TASK » From the listing below, select every line where the word "Planning" appears.

DATA TO USE »
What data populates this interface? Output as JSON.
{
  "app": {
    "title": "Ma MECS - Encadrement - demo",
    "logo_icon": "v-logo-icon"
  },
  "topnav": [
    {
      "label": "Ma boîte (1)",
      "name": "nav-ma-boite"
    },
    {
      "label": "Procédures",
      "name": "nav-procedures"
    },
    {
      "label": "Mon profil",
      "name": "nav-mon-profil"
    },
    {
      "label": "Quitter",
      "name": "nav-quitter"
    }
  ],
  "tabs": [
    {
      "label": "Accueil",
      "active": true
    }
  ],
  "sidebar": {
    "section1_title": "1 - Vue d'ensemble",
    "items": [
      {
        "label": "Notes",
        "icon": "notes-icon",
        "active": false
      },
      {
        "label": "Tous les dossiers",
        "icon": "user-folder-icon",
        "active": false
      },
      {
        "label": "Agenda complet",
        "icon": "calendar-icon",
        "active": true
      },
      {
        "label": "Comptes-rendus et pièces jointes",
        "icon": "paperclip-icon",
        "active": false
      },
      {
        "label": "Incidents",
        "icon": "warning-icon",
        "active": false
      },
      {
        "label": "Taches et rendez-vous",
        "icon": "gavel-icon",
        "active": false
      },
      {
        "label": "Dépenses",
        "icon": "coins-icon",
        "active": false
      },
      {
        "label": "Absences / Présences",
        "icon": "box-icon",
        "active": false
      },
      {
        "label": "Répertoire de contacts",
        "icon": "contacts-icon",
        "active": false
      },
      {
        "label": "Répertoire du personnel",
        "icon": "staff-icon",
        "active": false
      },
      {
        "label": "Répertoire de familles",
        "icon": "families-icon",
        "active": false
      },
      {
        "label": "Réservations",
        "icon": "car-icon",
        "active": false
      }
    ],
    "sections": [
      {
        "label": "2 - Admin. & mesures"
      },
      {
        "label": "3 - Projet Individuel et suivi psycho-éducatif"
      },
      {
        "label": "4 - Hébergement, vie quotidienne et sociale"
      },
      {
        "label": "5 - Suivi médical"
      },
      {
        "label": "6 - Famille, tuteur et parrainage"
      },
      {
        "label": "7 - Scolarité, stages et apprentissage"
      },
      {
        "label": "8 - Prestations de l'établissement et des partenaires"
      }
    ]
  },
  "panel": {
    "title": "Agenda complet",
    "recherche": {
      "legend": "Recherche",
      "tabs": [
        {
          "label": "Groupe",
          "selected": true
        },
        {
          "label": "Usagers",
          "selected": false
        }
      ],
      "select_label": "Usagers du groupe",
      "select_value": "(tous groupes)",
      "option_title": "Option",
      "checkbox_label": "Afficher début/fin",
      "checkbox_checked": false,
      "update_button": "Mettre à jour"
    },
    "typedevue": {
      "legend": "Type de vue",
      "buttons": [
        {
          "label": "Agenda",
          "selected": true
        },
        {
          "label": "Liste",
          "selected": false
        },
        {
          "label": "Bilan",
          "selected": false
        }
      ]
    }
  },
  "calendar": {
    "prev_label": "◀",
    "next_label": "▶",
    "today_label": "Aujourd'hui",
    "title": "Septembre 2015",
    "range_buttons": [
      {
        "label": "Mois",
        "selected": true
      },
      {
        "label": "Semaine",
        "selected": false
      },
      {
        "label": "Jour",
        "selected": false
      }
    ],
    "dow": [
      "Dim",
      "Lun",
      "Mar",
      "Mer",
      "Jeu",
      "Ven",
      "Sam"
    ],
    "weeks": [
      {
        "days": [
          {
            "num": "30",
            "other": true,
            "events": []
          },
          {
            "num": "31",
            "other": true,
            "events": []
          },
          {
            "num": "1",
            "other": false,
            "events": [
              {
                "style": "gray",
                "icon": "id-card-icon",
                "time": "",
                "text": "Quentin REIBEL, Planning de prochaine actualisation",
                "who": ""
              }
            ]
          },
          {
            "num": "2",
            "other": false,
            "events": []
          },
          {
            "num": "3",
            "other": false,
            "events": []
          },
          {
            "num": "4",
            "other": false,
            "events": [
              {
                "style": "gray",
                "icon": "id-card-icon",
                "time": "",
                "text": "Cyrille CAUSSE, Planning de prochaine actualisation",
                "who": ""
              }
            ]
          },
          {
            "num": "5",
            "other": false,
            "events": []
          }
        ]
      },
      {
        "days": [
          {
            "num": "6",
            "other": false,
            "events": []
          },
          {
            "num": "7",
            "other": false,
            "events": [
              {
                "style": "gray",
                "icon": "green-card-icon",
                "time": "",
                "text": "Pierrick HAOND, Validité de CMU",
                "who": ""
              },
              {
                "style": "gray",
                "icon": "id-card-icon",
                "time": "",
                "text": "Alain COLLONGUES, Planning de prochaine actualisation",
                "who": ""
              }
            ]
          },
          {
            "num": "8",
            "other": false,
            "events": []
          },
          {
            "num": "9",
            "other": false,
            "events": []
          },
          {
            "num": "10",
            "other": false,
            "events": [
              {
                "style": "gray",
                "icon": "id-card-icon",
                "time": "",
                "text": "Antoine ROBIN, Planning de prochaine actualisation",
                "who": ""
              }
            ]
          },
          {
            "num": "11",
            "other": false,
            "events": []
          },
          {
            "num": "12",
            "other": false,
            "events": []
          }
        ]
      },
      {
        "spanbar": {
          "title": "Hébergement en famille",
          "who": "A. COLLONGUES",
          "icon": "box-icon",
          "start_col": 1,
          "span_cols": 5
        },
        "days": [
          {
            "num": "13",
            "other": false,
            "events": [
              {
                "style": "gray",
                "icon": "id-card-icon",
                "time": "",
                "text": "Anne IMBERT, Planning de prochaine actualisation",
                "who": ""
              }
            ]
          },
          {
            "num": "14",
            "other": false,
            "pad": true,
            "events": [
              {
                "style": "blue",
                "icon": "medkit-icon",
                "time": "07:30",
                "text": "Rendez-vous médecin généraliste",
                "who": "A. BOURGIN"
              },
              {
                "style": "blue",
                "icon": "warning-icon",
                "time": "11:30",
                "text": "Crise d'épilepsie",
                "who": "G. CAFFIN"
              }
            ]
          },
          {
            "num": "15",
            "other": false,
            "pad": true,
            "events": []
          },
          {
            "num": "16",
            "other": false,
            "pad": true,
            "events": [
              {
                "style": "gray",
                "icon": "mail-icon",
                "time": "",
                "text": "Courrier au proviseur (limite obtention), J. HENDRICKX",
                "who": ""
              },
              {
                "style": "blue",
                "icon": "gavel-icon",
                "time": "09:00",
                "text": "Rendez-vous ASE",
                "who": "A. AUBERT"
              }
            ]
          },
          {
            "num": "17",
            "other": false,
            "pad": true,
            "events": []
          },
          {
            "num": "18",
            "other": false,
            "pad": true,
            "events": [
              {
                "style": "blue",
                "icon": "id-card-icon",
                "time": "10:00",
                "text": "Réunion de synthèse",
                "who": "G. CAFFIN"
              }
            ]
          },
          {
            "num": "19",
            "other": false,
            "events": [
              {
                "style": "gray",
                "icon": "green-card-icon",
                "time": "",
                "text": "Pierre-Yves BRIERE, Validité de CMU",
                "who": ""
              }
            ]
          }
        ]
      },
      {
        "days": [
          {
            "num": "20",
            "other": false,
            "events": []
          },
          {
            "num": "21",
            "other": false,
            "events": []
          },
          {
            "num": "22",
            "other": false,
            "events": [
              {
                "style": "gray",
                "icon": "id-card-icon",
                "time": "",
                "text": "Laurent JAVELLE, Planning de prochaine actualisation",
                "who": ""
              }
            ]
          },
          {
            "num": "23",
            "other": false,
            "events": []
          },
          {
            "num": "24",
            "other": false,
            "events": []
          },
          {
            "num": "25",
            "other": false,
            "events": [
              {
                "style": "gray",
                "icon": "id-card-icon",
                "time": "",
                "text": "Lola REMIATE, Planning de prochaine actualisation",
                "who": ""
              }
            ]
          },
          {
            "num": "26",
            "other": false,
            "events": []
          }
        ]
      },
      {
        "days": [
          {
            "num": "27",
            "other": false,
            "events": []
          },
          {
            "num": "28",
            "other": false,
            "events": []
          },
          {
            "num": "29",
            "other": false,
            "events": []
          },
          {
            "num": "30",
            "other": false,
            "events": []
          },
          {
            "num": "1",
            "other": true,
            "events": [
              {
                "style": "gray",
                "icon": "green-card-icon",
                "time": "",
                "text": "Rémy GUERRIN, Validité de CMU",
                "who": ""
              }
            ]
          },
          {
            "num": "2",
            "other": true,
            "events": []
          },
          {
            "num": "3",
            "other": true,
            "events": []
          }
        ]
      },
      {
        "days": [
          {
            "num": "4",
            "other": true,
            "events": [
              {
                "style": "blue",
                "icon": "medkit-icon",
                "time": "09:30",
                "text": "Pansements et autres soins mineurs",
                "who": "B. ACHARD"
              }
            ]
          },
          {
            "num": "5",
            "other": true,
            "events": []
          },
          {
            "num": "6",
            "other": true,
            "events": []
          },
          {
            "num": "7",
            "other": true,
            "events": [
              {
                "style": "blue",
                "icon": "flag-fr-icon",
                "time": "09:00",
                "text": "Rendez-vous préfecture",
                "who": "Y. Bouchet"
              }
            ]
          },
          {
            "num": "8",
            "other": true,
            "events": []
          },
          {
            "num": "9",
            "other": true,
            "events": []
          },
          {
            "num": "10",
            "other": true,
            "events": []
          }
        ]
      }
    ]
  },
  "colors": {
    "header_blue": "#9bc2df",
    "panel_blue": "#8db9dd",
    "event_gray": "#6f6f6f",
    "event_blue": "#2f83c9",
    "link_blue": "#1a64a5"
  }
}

SOLUTION BELOW »
                "text": "Quentin REIBEL, Planning de prochaine actualisation",
                "text": "Cyrille CAUSSE, Planning de prochaine actualisation",
                "text": "Alain COLLONGUES, Planning de prochaine actualisation",
                "text": "Antoine ROBIN, Planning de prochaine actualisation",
                "text": "Anne IMBERT, Planning de prochaine actualisation",
                "text": "Laurent JAVELLE, Planning de prochaine actualisation",
                "text": "Lola REMIATE, Planning de prochaine actualisation",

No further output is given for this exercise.